**GOAL**
Gather the lines below that include the string "icon", copying each in full.

**SUPPLIED MATERIAL**
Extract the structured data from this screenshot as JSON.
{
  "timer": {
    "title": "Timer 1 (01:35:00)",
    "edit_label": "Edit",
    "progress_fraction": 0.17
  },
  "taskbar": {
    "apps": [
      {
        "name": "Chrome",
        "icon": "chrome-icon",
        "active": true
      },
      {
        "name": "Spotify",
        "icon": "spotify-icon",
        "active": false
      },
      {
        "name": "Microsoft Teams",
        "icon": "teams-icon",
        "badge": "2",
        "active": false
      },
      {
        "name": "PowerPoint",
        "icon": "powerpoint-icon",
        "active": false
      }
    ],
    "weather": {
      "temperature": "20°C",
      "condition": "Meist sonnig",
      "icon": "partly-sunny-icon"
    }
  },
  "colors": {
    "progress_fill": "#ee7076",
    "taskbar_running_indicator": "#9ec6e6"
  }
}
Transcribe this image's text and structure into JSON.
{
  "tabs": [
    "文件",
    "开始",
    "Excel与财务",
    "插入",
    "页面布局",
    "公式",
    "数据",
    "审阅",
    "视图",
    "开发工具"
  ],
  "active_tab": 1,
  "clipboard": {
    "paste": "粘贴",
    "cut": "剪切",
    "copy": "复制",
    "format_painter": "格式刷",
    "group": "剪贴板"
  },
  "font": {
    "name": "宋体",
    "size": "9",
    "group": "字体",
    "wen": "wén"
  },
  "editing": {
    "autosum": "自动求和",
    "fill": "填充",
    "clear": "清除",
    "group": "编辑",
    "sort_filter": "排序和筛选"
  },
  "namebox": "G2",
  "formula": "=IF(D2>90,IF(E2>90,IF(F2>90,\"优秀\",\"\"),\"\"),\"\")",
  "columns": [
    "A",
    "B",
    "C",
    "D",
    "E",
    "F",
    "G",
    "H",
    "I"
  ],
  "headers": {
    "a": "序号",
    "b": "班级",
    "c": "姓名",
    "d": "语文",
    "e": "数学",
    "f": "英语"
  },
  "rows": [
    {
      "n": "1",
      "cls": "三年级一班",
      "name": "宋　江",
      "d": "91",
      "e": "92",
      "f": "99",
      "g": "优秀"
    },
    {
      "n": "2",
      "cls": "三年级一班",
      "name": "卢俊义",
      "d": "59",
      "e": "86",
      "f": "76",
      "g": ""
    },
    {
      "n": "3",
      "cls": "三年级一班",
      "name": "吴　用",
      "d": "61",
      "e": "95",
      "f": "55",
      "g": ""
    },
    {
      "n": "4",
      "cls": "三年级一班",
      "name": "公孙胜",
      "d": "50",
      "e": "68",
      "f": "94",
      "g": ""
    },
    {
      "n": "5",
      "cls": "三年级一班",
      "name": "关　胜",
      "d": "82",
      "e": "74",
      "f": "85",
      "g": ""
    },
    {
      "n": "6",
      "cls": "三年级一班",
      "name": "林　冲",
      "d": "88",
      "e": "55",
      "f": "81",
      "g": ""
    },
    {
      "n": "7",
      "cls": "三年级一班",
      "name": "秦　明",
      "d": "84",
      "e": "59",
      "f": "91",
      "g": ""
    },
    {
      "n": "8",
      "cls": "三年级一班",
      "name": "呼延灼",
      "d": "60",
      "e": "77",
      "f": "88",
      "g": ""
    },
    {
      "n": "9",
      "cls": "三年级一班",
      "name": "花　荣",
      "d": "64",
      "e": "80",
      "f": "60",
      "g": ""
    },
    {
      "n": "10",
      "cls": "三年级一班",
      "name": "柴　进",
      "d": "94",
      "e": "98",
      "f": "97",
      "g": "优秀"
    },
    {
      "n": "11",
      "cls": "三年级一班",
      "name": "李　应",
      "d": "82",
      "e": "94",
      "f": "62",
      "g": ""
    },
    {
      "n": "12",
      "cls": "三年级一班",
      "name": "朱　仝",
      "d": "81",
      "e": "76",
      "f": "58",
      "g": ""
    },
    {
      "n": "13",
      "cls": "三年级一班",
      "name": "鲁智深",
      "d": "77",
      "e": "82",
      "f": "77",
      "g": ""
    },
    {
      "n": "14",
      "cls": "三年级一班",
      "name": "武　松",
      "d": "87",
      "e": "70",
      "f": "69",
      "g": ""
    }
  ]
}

**COMPLETE ANSWER**
        "icon": "chrome-icon",
        "icon": "spotify-icon",
        "icon": "teams-icon",
        "icon": "powerpoint-icon",
      "icon": "partly-sunny-icon"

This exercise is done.